(Recorded data)
====================
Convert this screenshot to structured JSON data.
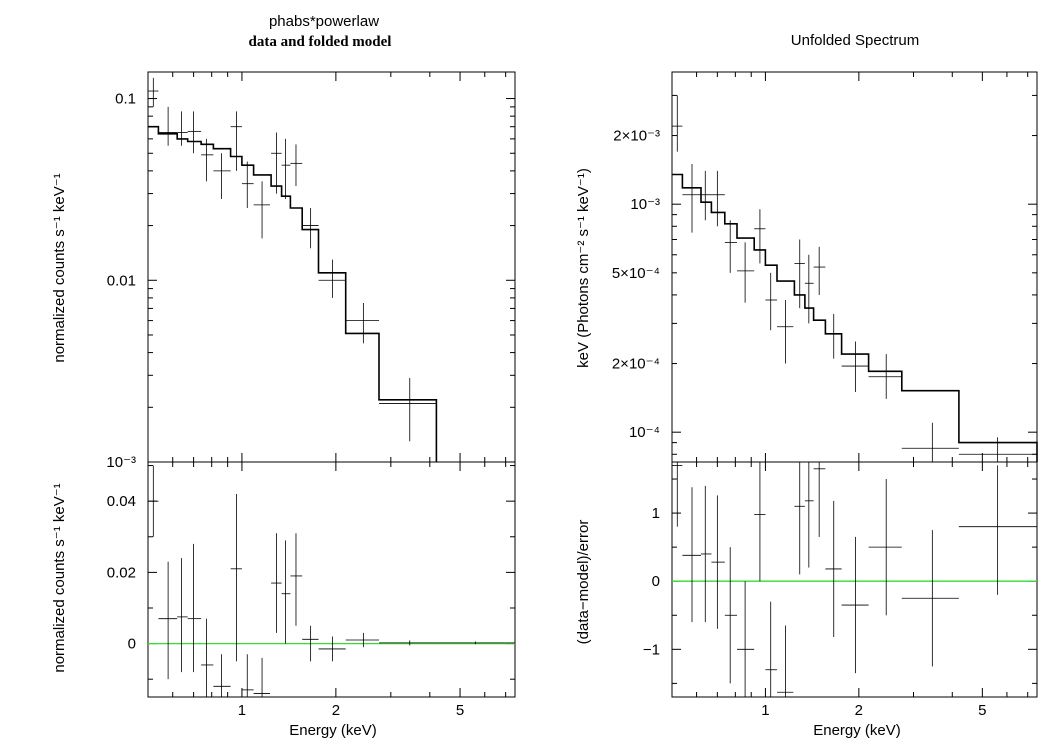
{
  "chart_data": [
    {
      "type": "scatter",
      "title": "phabs*powerlaw",
      "subtitle": "data and folded model",
      "xlabel": "",
      "ylabel": "normalized counts s⁻¹ keV⁻¹",
      "xscale": "log",
      "yscale": "log",
      "xlim": [
        0.5,
        7.5
      ],
      "ylim": [
        0.001,
        0.14
      ],
      "x_ticks": [],
      "y_ticks": [
        {
          "value": 0.1,
          "label": "0.1"
        },
        {
          "value": 0.01,
          "label": "0.01"
        },
        {
          "value": 0.001,
          "label": "10⁻³"
        }
      ],
      "data": [
        {
          "x": 0.52,
          "xlo": 0.5,
          "xhi": 0.54,
          "y": 0.11,
          "ylo": 0.09,
          "yhi": 0.13
        },
        {
          "x": 0.58,
          "xlo": 0.54,
          "xhi": 0.62,
          "y": 0.065,
          "ylo": 0.055,
          "yhi": 0.09
        },
        {
          "x": 0.64,
          "xlo": 0.62,
          "xhi": 0.67,
          "y": 0.065,
          "ylo": 0.055,
          "yhi": 0.085
        },
        {
          "x": 0.7,
          "xlo": 0.67,
          "xhi": 0.74,
          "y": 0.066,
          "ylo": 0.05,
          "yhi": 0.085
        },
        {
          "x": 0.77,
          "xlo": 0.74,
          "xhi": 0.81,
          "y": 0.049,
          "ylo": 0.035,
          "yhi": 0.06
        },
        {
          "x": 0.86,
          "xlo": 0.81,
          "xhi": 0.92,
          "y": 0.04,
          "ylo": 0.028,
          "yhi": 0.05
        },
        {
          "x": 0.96,
          "xlo": 0.92,
          "xhi": 1.0,
          "y": 0.07,
          "ylo": 0.04,
          "yhi": 0.085
        },
        {
          "x": 1.04,
          "xlo": 1.0,
          "xhi": 1.09,
          "y": 0.034,
          "ylo": 0.025,
          "yhi": 0.045
        },
        {
          "x": 1.16,
          "xlo": 1.09,
          "xhi": 1.23,
          "y": 0.026,
          "ylo": 0.017,
          "yhi": 0.035
        },
        {
          "x": 1.29,
          "xlo": 1.24,
          "xhi": 1.34,
          "y": 0.05,
          "ylo": 0.03,
          "yhi": 0.065
        },
        {
          "x": 1.38,
          "xlo": 1.34,
          "xhi": 1.43,
          "y": 0.043,
          "ylo": 0.028,
          "yhi": 0.06
        },
        {
          "x": 1.49,
          "xlo": 1.43,
          "xhi": 1.56,
          "y": 0.044,
          "ylo": 0.033,
          "yhi": 0.056
        },
        {
          "x": 1.66,
          "xlo": 1.56,
          "xhi": 1.76,
          "y": 0.02,
          "ylo": 0.015,
          "yhi": 0.025
        },
        {
          "x": 1.95,
          "xlo": 1.76,
          "xhi": 2.15,
          "y": 0.01,
          "ylo": 0.008,
          "yhi": 0.013
        },
        {
          "x": 2.45,
          "xlo": 2.15,
          "xhi": 2.75,
          "y": 0.006,
          "ylo": 0.0045,
          "yhi": 0.0075
        },
        {
          "x": 3.45,
          "xlo": 2.75,
          "xhi": 4.2,
          "y": 0.0021,
          "ylo": 0.0013,
          "yhi": 0.0029
        }
      ],
      "model_steps": [
        {
          "xlo": 0.5,
          "xhi": 0.54,
          "y": 0.07
        },
        {
          "xlo": 0.54,
          "xhi": 0.62,
          "y": 0.064
        },
        {
          "xlo": 0.62,
          "xhi": 0.67,
          "y": 0.06
        },
        {
          "xlo": 0.67,
          "xhi": 0.74,
          "y": 0.058
        },
        {
          "xlo": 0.74,
          "xhi": 0.81,
          "y": 0.056
        },
        {
          "xlo": 0.81,
          "xhi": 0.92,
          "y": 0.053
        },
        {
          "xlo": 0.92,
          "xhi": 1.0,
          "y": 0.048
        },
        {
          "xlo": 1.0,
          "xhi": 1.09,
          "y": 0.043
        },
        {
          "xlo": 1.09,
          "xhi": 1.24,
          "y": 0.038
        },
        {
          "xlo": 1.24,
          "xhi": 1.34,
          "y": 0.033
        },
        {
          "xlo": 1.34,
          "xhi": 1.43,
          "y": 0.029
        },
        {
          "xlo": 1.43,
          "xhi": 1.56,
          "y": 0.025
        },
        {
          "xlo": 1.56,
          "xhi": 1.76,
          "y": 0.019
        },
        {
          "xlo": 1.76,
          "xhi": 2.15,
          "y": 0.011
        },
        {
          "xlo": 2.15,
          "xhi": 2.75,
          "y": 0.0051
        },
        {
          "xlo": 2.75,
          "xhi": 4.2,
          "y": 0.0022
        }
      ]
    },
    {
      "type": "scatter",
      "title": "",
      "xlabel": "Energy (keV)",
      "ylabel": "normalized counts s⁻¹ keV⁻¹",
      "xscale": "log",
      "yscale": "linear",
      "xlim": [
        0.5,
        7.5
      ],
      "ylim": [
        -0.015,
        0.051
      ],
      "x_ticks": [
        {
          "value": 1,
          "label": "1"
        },
        {
          "value": 2,
          "label": "2"
        },
        {
          "value": 5,
          "label": "5"
        }
      ],
      "y_ticks": [
        {
          "value": 0,
          "label": "0"
        },
        {
          "value": 0.02,
          "label": "0.02"
        },
        {
          "value": 0.04,
          "label": "0.04"
        }
      ],
      "zero_line_color": "#33dd33",
      "data": [
        {
          "x": 0.52,
          "xlo": 0.5,
          "xhi": 0.54,
          "y": 0.04,
          "ylo": 0.03,
          "yhi": 0.05
        },
        {
          "x": 0.58,
          "xlo": 0.54,
          "xhi": 0.62,
          "y": 0.007,
          "ylo": -0.01,
          "yhi": 0.023
        },
        {
          "x": 0.64,
          "xlo": 0.62,
          "xhi": 0.67,
          "y": 0.0075,
          "ylo": -0.008,
          "yhi": 0.024
        },
        {
          "x": 0.7,
          "xlo": 0.67,
          "xhi": 0.74,
          "y": 0.007,
          "ylo": -0.008,
          "yhi": 0.028
        },
        {
          "x": 0.77,
          "xlo": 0.74,
          "xhi": 0.81,
          "y": -0.006,
          "ylo": -0.015,
          "yhi": 0.007
        },
        {
          "x": 0.86,
          "xlo": 0.81,
          "xhi": 0.92,
          "y": -0.012,
          "ylo": -0.015,
          "yhi": -0.003
        },
        {
          "x": 0.96,
          "xlo": 0.92,
          "xhi": 1.0,
          "y": 0.021,
          "ylo": -0.005,
          "yhi": 0.042
        },
        {
          "x": 1.04,
          "xlo": 1.0,
          "xhi": 1.09,
          "y": -0.013,
          "ylo": -0.015,
          "yhi": -0.003
        },
        {
          "x": 1.16,
          "xlo": 1.09,
          "xhi": 1.23,
          "y": -0.014,
          "ylo": -0.015,
          "yhi": -0.004
        },
        {
          "x": 1.29,
          "xlo": 1.24,
          "xhi": 1.34,
          "y": 0.017,
          "ylo": 0.003,
          "yhi": 0.031
        },
        {
          "x": 1.38,
          "xlo": 1.34,
          "xhi": 1.43,
          "y": 0.014,
          "ylo": 0.0,
          "yhi": 0.029
        },
        {
          "x": 1.49,
          "xlo": 1.43,
          "xhi": 1.56,
          "y": 0.019,
          "ylo": 0.005,
          "yhi": 0.031
        },
        {
          "x": 1.66,
          "xlo": 1.56,
          "xhi": 1.76,
          "y": 0.0012,
          "ylo": -0.005,
          "yhi": 0.005
        },
        {
          "x": 1.95,
          "xlo": 1.76,
          "xhi": 2.15,
          "y": -0.0015,
          "ylo": -0.005,
          "yhi": 0.002
        },
        {
          "x": 2.45,
          "xlo": 2.15,
          "xhi": 2.75,
          "y": 0.001,
          "ylo": -0.001,
          "yhi": 0.003
        },
        {
          "x": 3.45,
          "xlo": 2.75,
          "xhi": 4.2,
          "y": 0.0002,
          "ylo": -0.0005,
          "yhi": 0.0009
        },
        {
          "x": 5.6,
          "xlo": 4.2,
          "xhi": 7.5,
          "y": 0.0002,
          "ylo": -0.0002,
          "yhi": 0.0006
        }
      ]
    },
    {
      "type": "scatter",
      "title": "Unfolded Spectrum",
      "xlabel": "",
      "ylabel": "keV (Photons cm⁻² s⁻¹ keV⁻¹)",
      "xscale": "log",
      "yscale": "log",
      "xlim": [
        0.5,
        7.5
      ],
      "ylim": [
        7.4e-05,
        0.0038
      ],
      "x_ticks": [],
      "y_ticks": [
        {
          "value": 0.0001,
          "label": "10⁻⁴"
        },
        {
          "value": 0.0002,
          "label": "2×10⁻⁴"
        },
        {
          "value": 0.0005,
          "label": "5×10⁻⁴"
        },
        {
          "value": 0.001,
          "label": "10⁻³"
        },
        {
          "value": 0.002,
          "label": "2×10⁻³"
        }
      ],
      "data": [
        {
          "x": 0.52,
          "xlo": 0.5,
          "xhi": 0.54,
          "y": 0.0022,
          "ylo": 0.0017,
          "yhi": 0.003
        },
        {
          "x": 0.58,
          "xlo": 0.54,
          "xhi": 0.62,
          "y": 0.0011,
          "ylo": 0.00075,
          "yhi": 0.0015
        },
        {
          "x": 0.64,
          "xlo": 0.62,
          "xhi": 0.67,
          "y": 0.0011,
          "ylo": 0.00085,
          "yhi": 0.0014
        },
        {
          "x": 0.7,
          "xlo": 0.67,
          "xhi": 0.74,
          "y": 0.0011,
          "ylo": 0.0008,
          "yhi": 0.0014
        },
        {
          "x": 0.77,
          "xlo": 0.74,
          "xhi": 0.81,
          "y": 0.00068,
          "ylo": 0.0005,
          "yhi": 0.00085
        },
        {
          "x": 0.86,
          "xlo": 0.81,
          "xhi": 0.92,
          "y": 0.00051,
          "ylo": 0.00037,
          "yhi": 0.00068
        },
        {
          "x": 0.96,
          "xlo": 0.92,
          "xhi": 1.0,
          "y": 0.00078,
          "ylo": 0.00055,
          "yhi": 0.00095
        },
        {
          "x": 1.04,
          "xlo": 1.0,
          "xhi": 1.09,
          "y": 0.00038,
          "ylo": 0.00028,
          "yhi": 0.0005
        },
        {
          "x": 1.16,
          "xlo": 1.09,
          "xhi": 1.23,
          "y": 0.00029,
          "ylo": 0.0002,
          "yhi": 0.00038
        },
        {
          "x": 1.29,
          "xlo": 1.24,
          "xhi": 1.34,
          "y": 0.00055,
          "ylo": 0.00035,
          "yhi": 0.0007
        },
        {
          "x": 1.38,
          "xlo": 1.34,
          "xhi": 1.43,
          "y": 0.00045,
          "ylo": 0.0003,
          "yhi": 0.0006
        },
        {
          "x": 1.49,
          "xlo": 1.43,
          "xhi": 1.56,
          "y": 0.00053,
          "ylo": 0.0004,
          "yhi": 0.00065
        },
        {
          "x": 1.66,
          "xlo": 1.56,
          "xhi": 1.76,
          "y": 0.00027,
          "ylo": 0.00021,
          "yhi": 0.00033
        },
        {
          "x": 1.95,
          "xlo": 1.76,
          "xhi": 2.15,
          "y": 0.000195,
          "ylo": 0.00015,
          "yhi": 0.00025
        },
        {
          "x": 2.45,
          "xlo": 2.15,
          "xhi": 2.75,
          "y": 0.000175,
          "ylo": 0.00014,
          "yhi": 0.00022
        },
        {
          "x": 3.45,
          "xlo": 2.75,
          "xhi": 4.2,
          "y": 8.5e-05,
          "ylo": 7.4e-05,
          "yhi": 0.00011
        },
        {
          "x": 5.6,
          "xlo": 4.2,
          "xhi": 7.5,
          "y": 8e-05,
          "ylo": 7.4e-05,
          "yhi": 9.5e-05
        }
      ],
      "model_steps": [
        {
          "xlo": 0.5,
          "xhi": 0.54,
          "y": 0.00135
        },
        {
          "xlo": 0.54,
          "xhi": 0.62,
          "y": 0.00118
        },
        {
          "xlo": 0.62,
          "xhi": 0.67,
          "y": 0.00102
        },
        {
          "xlo": 0.67,
          "xhi": 0.74,
          "y": 0.00092
        },
        {
          "xlo": 0.74,
          "xhi": 0.81,
          "y": 0.00082
        },
        {
          "xlo": 0.81,
          "xhi": 0.92,
          "y": 0.00071
        },
        {
          "xlo": 0.92,
          "xhi": 1.0,
          "y": 0.00063
        },
        {
          "xlo": 1.0,
          "xhi": 1.09,
          "y": 0.00054
        },
        {
          "xlo": 1.09,
          "xhi": 1.24,
          "y": 0.00046
        },
        {
          "xlo": 1.24,
          "xhi": 1.34,
          "y": 0.0004
        },
        {
          "xlo": 1.34,
          "xhi": 1.43,
          "y": 0.00035
        },
        {
          "xlo": 1.43,
          "xhi": 1.56,
          "y": 0.00031
        },
        {
          "xlo": 1.56,
          "xhi": 1.76,
          "y": 0.00027
        },
        {
          "xlo": 1.76,
          "xhi": 2.15,
          "y": 0.00022
        },
        {
          "xlo": 2.15,
          "xhi": 2.75,
          "y": 0.000185
        },
        {
          "xlo": 2.75,
          "xhi": 4.2,
          "y": 0.000152
        },
        {
          "xlo": 4.2,
          "xhi": 7.5,
          "y": 9e-05
        }
      ]
    },
    {
      "type": "scatter",
      "title": "",
      "xlabel": "Energy (keV)",
      "ylabel": "(data−model)/error",
      "xscale": "log",
      "yscale": "linear",
      "xlim": [
        0.5,
        7.5
      ],
      "ylim": [
        -1.7,
        1.75
      ],
      "x_ticks": [
        {
          "value": 1,
          "label": "1"
        },
        {
          "value": 2,
          "label": "2"
        },
        {
          "value": 5,
          "label": "5"
        }
      ],
      "y_ticks": [
        {
          "value": -1,
          "label": "−1"
        },
        {
          "value": 0,
          "label": "0"
        },
        {
          "value": 1,
          "label": "1"
        }
      ],
      "zero_line_color": "#33dd33",
      "data": [
        {
          "x": 0.52,
          "xlo": 0.5,
          "xhi": 0.54,
          "y": 1.7,
          "ylo": 0.8,
          "yhi": 1.75
        },
        {
          "x": 0.58,
          "xlo": 0.54,
          "xhi": 0.62,
          "y": 0.38,
          "ylo": -0.6,
          "yhi": 1.38
        },
        {
          "x": 0.64,
          "xlo": 0.62,
          "xhi": 0.67,
          "y": 0.4,
          "ylo": -0.6,
          "yhi": 1.4
        },
        {
          "x": 0.7,
          "xlo": 0.67,
          "xhi": 0.74,
          "y": 0.28,
          "ylo": -0.7,
          "yhi": 1.26
        },
        {
          "x": 0.77,
          "xlo": 0.74,
          "xhi": 0.81,
          "y": -0.5,
          "ylo": -1.5,
          "yhi": 0.5
        },
        {
          "x": 0.86,
          "xlo": 0.81,
          "xhi": 0.92,
          "y": -1.0,
          "ylo": -1.7,
          "yhi": 0.0
        },
        {
          "x": 0.96,
          "xlo": 0.92,
          "xhi": 1.0,
          "y": 0.98,
          "ylo": 0.0,
          "yhi": 1.75
        },
        {
          "x": 1.04,
          "xlo": 1.0,
          "xhi": 1.09,
          "y": -1.3,
          "ylo": -1.7,
          "yhi": -0.3
        },
        {
          "x": 1.16,
          "xlo": 1.09,
          "xhi": 1.23,
          "y": -1.63,
          "ylo": -1.7,
          "yhi": -0.65
        },
        {
          "x": 1.29,
          "xlo": 1.24,
          "xhi": 1.34,
          "y": 1.1,
          "ylo": 0.1,
          "yhi": 1.75
        },
        {
          "x": 1.38,
          "xlo": 1.34,
          "xhi": 1.43,
          "y": 1.18,
          "ylo": 0.2,
          "yhi": 1.75
        },
        {
          "x": 1.49,
          "xlo": 1.43,
          "xhi": 1.56,
          "y": 1.65,
          "ylo": 0.65,
          "yhi": 1.75
        },
        {
          "x": 1.66,
          "xlo": 1.56,
          "xhi": 1.76,
          "y": 0.18,
          "ylo": -0.82,
          "yhi": 1.18
        },
        {
          "x": 1.95,
          "xlo": 1.76,
          "xhi": 2.15,
          "y": -0.35,
          "ylo": -1.35,
          "yhi": 0.65
        },
        {
          "x": 2.45,
          "xlo": 2.15,
          "xhi": 2.75,
          "y": 0.5,
          "ylo": -0.5,
          "yhi": 1.5
        },
        {
          "x": 3.45,
          "xlo": 2.75,
          "xhi": 4.2,
          "y": -0.25,
          "ylo": -1.25,
          "yhi": 0.75
        },
        {
          "x": 5.6,
          "xlo": 4.2,
          "xhi": 7.5,
          "y": 0.8,
          "ylo": -0.2,
          "yhi": 1.7
        }
      ]
    }
  ]
}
====================
Task prompt: Copy out every line from the data above that has "ylabel" in it.

The solution:
      "ylabel": "normalized counts s⁻¹ keV⁻¹",
      "ylabel": "normalized counts s⁻¹ keV⁻¹",
      "ylabel": "keV (Photons cm⁻² s⁻¹ keV⁻¹)",
      "ylabel": "(data−model)/error",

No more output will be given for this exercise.